--- START OF Data supplied ---

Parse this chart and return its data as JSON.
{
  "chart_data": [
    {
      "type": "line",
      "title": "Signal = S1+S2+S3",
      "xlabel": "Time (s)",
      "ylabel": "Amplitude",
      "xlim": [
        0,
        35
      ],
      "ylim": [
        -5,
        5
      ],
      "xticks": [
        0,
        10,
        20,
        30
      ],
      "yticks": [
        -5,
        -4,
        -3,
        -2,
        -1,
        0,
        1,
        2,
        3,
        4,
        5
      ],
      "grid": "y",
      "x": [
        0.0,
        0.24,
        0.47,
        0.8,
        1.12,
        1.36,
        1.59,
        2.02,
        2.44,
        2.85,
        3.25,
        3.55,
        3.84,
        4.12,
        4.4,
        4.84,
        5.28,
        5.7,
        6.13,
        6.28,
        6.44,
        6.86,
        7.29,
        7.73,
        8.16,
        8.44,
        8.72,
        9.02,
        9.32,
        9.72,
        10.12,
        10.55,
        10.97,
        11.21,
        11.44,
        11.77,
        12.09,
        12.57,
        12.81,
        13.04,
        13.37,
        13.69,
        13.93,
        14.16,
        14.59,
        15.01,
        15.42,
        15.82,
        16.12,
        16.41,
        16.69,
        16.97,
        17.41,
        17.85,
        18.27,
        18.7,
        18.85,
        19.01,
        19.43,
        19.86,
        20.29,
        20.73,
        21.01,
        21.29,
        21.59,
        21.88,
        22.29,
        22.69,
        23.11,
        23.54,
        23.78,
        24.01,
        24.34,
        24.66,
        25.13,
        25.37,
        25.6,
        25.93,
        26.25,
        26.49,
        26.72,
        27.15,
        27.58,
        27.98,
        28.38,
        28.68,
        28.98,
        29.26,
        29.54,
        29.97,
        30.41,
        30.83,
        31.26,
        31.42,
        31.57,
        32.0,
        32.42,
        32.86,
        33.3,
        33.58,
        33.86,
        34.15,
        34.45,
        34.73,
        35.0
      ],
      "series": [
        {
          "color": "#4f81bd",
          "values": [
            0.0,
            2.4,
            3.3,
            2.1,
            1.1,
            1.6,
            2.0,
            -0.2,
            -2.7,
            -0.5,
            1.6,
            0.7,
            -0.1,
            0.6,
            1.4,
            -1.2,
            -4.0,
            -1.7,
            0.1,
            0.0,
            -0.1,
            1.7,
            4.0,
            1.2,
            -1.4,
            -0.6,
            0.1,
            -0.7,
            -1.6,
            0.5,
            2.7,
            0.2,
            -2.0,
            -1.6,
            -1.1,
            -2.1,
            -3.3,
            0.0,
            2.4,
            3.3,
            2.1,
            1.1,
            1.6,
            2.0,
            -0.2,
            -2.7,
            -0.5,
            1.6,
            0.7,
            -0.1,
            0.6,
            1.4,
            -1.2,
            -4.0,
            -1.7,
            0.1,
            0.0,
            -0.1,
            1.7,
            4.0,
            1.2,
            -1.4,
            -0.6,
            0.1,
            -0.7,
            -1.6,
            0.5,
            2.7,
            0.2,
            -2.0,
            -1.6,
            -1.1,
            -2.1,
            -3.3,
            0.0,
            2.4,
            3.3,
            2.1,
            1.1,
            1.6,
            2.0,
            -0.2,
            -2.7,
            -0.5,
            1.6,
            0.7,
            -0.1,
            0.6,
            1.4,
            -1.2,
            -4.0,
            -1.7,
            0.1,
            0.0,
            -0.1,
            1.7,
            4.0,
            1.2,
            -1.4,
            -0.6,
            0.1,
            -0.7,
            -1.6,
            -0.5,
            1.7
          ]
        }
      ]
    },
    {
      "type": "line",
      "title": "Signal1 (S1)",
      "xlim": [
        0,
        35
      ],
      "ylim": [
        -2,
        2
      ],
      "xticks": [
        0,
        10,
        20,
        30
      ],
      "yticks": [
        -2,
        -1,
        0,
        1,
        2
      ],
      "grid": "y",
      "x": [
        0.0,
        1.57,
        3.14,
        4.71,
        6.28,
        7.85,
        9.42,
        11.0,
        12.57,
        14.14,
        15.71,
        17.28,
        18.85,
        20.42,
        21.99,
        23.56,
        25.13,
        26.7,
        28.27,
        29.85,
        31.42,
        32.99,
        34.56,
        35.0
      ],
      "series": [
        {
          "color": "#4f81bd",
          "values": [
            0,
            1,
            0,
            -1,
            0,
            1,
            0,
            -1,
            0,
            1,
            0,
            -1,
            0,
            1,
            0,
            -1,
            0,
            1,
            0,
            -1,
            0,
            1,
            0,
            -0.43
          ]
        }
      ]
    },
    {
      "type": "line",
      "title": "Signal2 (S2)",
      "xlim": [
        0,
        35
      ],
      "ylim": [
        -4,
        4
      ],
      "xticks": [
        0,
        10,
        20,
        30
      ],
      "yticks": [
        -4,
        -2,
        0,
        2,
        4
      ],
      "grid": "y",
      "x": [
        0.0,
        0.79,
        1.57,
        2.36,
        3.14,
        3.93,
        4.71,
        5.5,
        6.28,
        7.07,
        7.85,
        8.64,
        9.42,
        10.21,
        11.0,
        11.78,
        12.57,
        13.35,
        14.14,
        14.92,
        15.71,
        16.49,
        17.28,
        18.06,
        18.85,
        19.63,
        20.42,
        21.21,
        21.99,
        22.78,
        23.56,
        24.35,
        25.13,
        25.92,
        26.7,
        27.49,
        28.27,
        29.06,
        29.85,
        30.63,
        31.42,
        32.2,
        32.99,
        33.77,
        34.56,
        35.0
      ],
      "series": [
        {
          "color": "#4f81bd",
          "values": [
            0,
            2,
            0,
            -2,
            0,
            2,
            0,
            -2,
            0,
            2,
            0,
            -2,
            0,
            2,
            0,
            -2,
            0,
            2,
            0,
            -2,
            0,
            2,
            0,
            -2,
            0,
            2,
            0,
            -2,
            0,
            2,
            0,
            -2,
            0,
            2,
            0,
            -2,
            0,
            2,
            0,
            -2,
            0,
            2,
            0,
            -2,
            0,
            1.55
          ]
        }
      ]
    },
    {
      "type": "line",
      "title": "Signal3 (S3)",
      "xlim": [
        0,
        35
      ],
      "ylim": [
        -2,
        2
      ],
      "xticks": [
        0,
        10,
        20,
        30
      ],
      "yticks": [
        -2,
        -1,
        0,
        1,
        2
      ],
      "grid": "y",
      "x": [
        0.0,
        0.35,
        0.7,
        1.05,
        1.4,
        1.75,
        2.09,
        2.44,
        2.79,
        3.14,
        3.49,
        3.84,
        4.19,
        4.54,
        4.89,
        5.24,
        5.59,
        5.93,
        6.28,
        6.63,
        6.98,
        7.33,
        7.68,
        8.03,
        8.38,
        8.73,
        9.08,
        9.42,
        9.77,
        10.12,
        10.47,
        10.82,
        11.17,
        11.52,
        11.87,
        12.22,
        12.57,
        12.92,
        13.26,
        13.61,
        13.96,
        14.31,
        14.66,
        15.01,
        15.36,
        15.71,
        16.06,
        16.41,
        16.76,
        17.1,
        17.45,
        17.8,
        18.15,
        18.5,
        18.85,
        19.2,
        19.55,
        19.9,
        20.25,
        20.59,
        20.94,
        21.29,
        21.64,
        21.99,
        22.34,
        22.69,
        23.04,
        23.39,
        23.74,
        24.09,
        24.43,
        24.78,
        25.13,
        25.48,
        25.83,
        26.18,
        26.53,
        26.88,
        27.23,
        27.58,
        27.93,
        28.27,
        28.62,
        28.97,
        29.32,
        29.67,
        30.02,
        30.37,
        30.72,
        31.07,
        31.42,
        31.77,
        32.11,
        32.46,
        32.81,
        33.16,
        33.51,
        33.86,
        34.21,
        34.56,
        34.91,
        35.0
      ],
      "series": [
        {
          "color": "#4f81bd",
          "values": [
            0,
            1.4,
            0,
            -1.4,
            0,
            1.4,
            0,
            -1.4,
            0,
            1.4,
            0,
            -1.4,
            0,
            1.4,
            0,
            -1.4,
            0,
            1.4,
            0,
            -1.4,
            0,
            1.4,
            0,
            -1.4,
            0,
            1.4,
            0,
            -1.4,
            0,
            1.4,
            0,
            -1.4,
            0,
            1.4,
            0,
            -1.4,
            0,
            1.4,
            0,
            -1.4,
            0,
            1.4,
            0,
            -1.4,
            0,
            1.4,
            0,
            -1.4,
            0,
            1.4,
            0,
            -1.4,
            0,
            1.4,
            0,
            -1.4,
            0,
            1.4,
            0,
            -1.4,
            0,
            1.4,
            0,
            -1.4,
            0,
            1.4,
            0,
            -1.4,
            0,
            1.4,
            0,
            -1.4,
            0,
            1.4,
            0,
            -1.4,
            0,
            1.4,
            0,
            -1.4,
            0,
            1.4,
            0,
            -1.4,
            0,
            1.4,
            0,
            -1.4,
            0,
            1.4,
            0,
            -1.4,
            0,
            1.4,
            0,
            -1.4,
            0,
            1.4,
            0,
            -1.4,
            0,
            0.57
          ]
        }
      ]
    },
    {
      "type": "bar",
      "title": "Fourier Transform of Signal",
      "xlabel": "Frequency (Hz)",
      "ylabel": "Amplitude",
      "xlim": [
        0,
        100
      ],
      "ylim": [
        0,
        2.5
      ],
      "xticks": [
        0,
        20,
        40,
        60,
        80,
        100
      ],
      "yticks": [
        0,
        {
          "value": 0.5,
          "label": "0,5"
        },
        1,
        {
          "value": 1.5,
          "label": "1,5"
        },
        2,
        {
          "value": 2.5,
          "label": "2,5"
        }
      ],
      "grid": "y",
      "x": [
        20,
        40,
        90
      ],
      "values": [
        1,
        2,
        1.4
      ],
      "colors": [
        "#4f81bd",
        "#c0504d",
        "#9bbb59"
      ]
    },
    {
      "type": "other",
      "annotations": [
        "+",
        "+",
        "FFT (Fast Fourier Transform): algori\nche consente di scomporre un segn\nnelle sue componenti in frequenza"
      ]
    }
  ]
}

--- END OF Data supplied ---

What is the number of lines that contain "Fourier"? Reply with that number alone.

▸ Final result: 2